Write out all of the records precisely. Skip anything that is a picture.

↓

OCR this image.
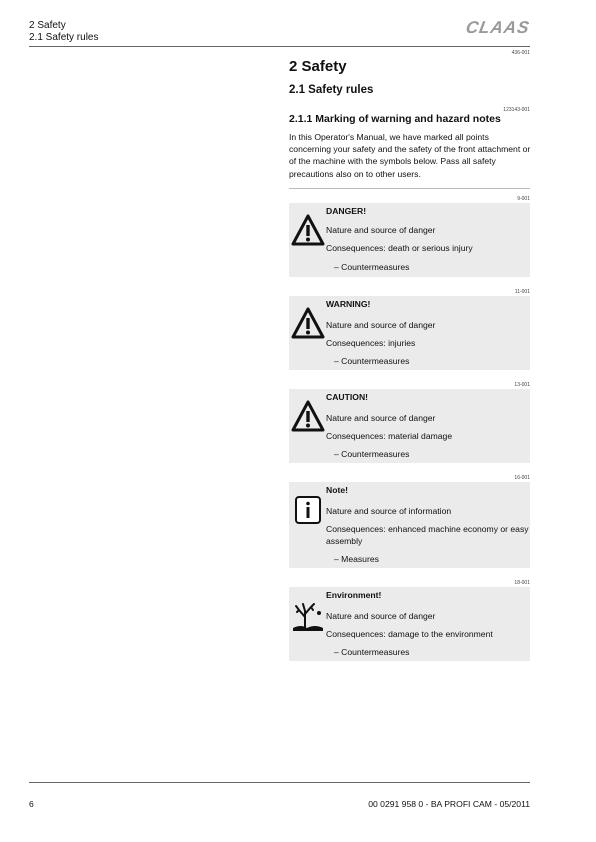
2 Safety
2.1 Safety rules
CLAAS
436-001
2 Safety
2.1 Safety rules
123143-001
2.1.1 Marking of warning and hazard notes
In this Operator's Manual, we have marked all points concerning your safety and the safety of the front attachment or of the machine with the symbols below. Pass all safety precautions also on to other users.
9-001
DANGER!
Nature and source of danger
Consequences: death or serious injury
– Countermeasures
11-001
WARNING!
Nature and source of danger
Consequences: injuries
– Countermeasures
13-001
CAUTION!
Nature and source of danger
Consequences: material damage
– Countermeasures
16-001
Note!
Nature and source of information
Consequences: enhanced machine economy or easy assembly
– Measures
18-001
Environment!
Nature and source of danger
Consequences: damage to the environment
– Countermeasures
6	00 0291 958 0 - BA PROFI CAM - 05/2011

↑

■ The output ■
OCR this image.
2 Safety
2.1 Safety rules
CLAAS
436-001
2 Safety
2.1 Safety rules
123143-001
2.1.1 Marking of warning and hazard notes
In this Operator's Manual, we have marked all points concerning your safety and the safety of the front attachment or of the machine with the symbols below. Pass all safety precautions also on to other users.
9-001
DANGER!
Nature and source of danger
Consequences: death or serious injury
– Countermeasures
11-001
WARNING!
Nature and source of danger
Consequences: injuries
– Countermeasures
13-001
CAUTION!
Nature and source of danger
Consequences: material damage
– Countermeasures
16-001
Note!
Nature and source of information
Consequences: enhanced machine economy or easy assembly
– Measures
18-001
Environment!
Nature and source of danger
Consequences: damage to the environment
– Countermeasures
6	00 0291 958 0 - BA PROFI CAM - 05/2011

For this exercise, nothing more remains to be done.